▶ _Task requirements_
Locate the string "date" in the listing below. Copy every line where it is found.

# Recorded data start

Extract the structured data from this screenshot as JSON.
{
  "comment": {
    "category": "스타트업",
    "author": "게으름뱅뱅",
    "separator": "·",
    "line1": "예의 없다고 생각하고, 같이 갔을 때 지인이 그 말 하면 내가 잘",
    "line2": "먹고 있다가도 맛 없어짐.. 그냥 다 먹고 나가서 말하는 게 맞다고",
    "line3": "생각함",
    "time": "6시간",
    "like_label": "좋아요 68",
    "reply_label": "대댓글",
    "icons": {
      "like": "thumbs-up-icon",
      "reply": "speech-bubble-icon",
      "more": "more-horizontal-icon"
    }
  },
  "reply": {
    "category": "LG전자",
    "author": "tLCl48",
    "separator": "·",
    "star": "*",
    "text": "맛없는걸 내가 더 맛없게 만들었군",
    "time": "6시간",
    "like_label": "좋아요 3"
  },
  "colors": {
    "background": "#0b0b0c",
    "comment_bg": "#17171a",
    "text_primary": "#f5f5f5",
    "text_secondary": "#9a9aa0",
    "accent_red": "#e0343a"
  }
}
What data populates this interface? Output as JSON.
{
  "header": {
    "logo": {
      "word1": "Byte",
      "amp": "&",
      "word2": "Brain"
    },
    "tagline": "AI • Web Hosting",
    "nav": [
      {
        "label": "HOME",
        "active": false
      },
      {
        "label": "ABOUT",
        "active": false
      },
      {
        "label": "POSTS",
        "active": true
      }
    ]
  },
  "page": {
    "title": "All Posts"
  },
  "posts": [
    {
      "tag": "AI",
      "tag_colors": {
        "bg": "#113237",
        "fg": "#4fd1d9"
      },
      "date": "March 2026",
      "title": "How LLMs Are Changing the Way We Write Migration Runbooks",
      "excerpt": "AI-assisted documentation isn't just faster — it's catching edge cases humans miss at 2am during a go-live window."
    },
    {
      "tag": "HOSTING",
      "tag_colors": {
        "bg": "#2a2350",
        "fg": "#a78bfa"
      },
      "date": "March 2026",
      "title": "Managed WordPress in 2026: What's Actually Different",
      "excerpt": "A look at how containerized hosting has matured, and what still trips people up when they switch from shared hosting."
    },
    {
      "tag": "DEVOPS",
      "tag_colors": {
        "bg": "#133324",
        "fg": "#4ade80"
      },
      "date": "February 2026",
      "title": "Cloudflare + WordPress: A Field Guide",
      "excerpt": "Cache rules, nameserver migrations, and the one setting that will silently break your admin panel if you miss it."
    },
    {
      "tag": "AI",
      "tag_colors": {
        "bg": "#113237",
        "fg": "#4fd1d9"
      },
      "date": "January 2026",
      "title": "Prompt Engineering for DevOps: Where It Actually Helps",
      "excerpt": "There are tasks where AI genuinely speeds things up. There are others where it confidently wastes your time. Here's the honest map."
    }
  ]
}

# Recorded data end

▶ _Completed task_
      "date": "March 2026",
      "date": "March 2026",
      "date": "February 2026",
      "date": "January 2026",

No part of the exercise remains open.